[Saved entries]
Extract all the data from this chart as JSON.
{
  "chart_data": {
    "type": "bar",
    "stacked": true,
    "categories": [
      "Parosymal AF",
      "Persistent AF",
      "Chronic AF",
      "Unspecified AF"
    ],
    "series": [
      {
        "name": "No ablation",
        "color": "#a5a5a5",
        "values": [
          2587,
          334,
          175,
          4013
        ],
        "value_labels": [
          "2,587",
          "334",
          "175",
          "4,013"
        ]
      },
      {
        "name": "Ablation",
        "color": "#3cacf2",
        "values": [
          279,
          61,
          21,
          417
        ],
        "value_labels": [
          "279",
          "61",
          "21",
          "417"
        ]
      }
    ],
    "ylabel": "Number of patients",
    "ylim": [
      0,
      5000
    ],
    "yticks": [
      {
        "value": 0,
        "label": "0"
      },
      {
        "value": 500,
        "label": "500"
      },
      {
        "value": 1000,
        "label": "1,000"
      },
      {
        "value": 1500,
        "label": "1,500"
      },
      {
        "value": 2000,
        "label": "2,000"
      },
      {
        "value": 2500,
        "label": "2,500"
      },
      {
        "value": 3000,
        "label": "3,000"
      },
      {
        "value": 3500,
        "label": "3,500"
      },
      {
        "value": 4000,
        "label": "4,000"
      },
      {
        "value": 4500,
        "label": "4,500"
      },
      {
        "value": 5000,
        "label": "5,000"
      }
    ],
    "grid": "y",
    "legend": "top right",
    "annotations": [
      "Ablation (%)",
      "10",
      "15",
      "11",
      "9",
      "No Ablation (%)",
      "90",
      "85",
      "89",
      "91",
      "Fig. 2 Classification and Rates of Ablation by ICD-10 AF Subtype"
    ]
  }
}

> [Exercise] Copy out every entry exactly.

> [Expected output]
Extract all the data from this chart as JSON.
{
  "chart_data": {
    "type": "bar",
    "stacked": true,
    "categories": [
      "Parosymal AF",
      "Persistent AF",
      "Chronic AF",
      "Unspecified AF"
    ],
    "series": [
      {
        "name": "No ablation",
        "color": "#a5a5a5",
        "values": [
          2587,
          334,
          175,
          4013
        ],
        "value_labels": [
          "2,587",
          "334",
          "175",
          "4,013"
        ]
      },
      {
        "name": "Ablation",
        "color": "#3cacf2",
        "values": [
          279,
          61,
          21,
          417
        ],
        "value_labels": [
          "279",
          "61",
          "21",
          "417"
        ]
      }
    ],
    "ylabel": "Number of patients",
    "ylim": [
      0,
      5000
    ],
    "yticks": [
      {
        "value": 0,
        "label": "0"
      },
      {
        "value": 500,
        "label": "500"
      },
      {
        "value": 1000,
        "label": "1,000"
      },
      {
        "value": 1500,
        "label": "1,500"
      },
      {
        "value": 2000,
        "label": "2,000"
      },
      {
        "value": 2500,
        "label": "2,500"
      },
      {
        "value": 3000,
        "label": "3,000"
      },
      {
        "value": 3500,
        "label": "3,500"
      },
      {
        "value": 4000,
        "label": "4,000"
      },
      {
        "value": 4500,
        "label": "4,500"
      },
      {
        "value": 5000,
        "label": "5,000"
      }
    ],
    "grid": "y",
    "legend": "top right",
    "annotations": [
      "Ablation (%)",
      "10",
      "15",
      "11",
      "9",
      "No Ablation (%)",
      "90",
      "85",
      "89",
      "91",
      "Fig. 2 Classification and Rates of Ablation by ICD-10 AF Subtype"
    ]
  }
}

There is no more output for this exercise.